Find the lines of data that contain the string "饮食行业劳动合约书", then list them.

**** Exercise input

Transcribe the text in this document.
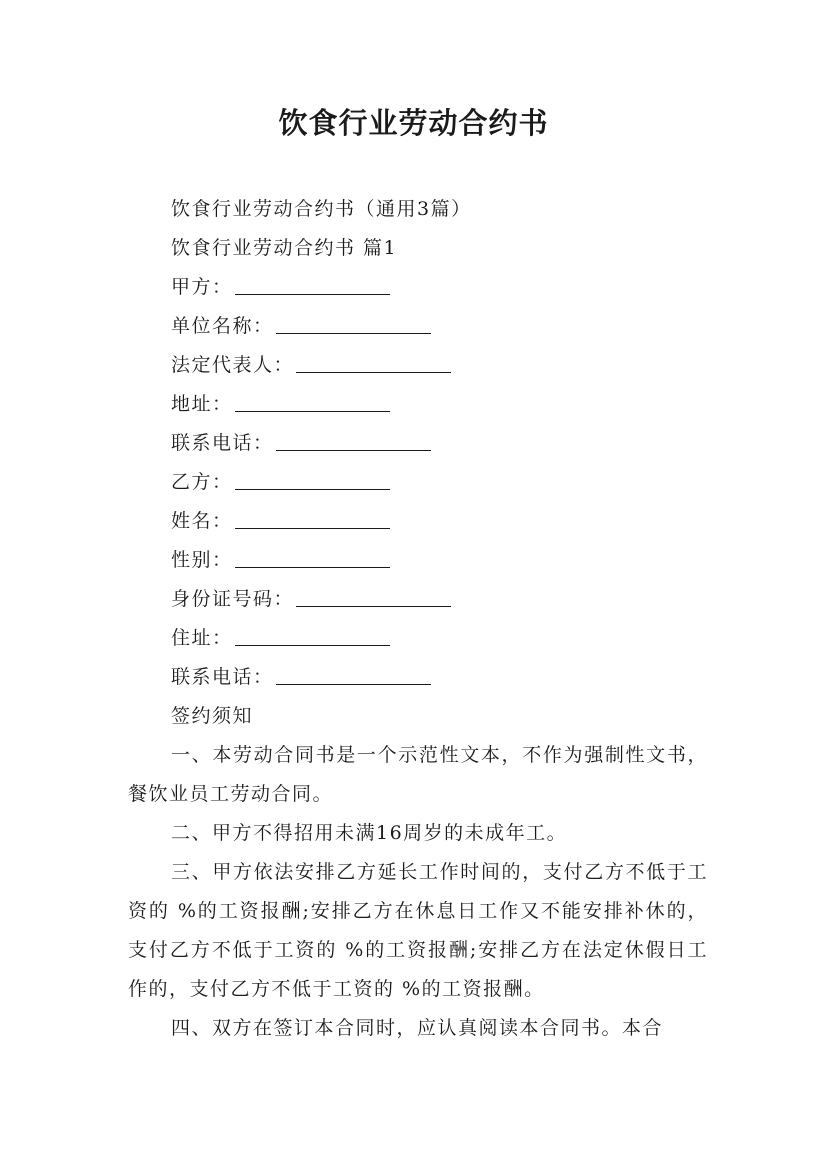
饮食行业劳动合约书

饮食行业劳动合约书（通用3篇）

饮食行业劳动合约书 篇1

甲方：

单位名称：

法定代表人：

地址：

联系电话：

乙方：

姓名：

性别：

身份证号码：

住址：

联系电话：

签约须知

一、本劳动合同书是一个示范性文本，不作为强制性文书，餐饮业员工劳动合同。

二、甲方不得招用未满16周岁的未成年工。

三、甲方依法安排乙方延长工作时间的，支付乙方不低于工资的 %的工资报酬;安排乙方在休息日工作又不能安排补休的，支付乙方不低于工资的 %的工资报酬;安排乙方在法定休假日工作的，支付乙方不低于工资的 %的工资报酬。

四、双方在签订本合同时，应认真阅读本合同书。本合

********

**The solution:**
饮食行业劳动合约书
饮食行业劳动合约书（通用3篇）
饮食行业劳动合约书 篇1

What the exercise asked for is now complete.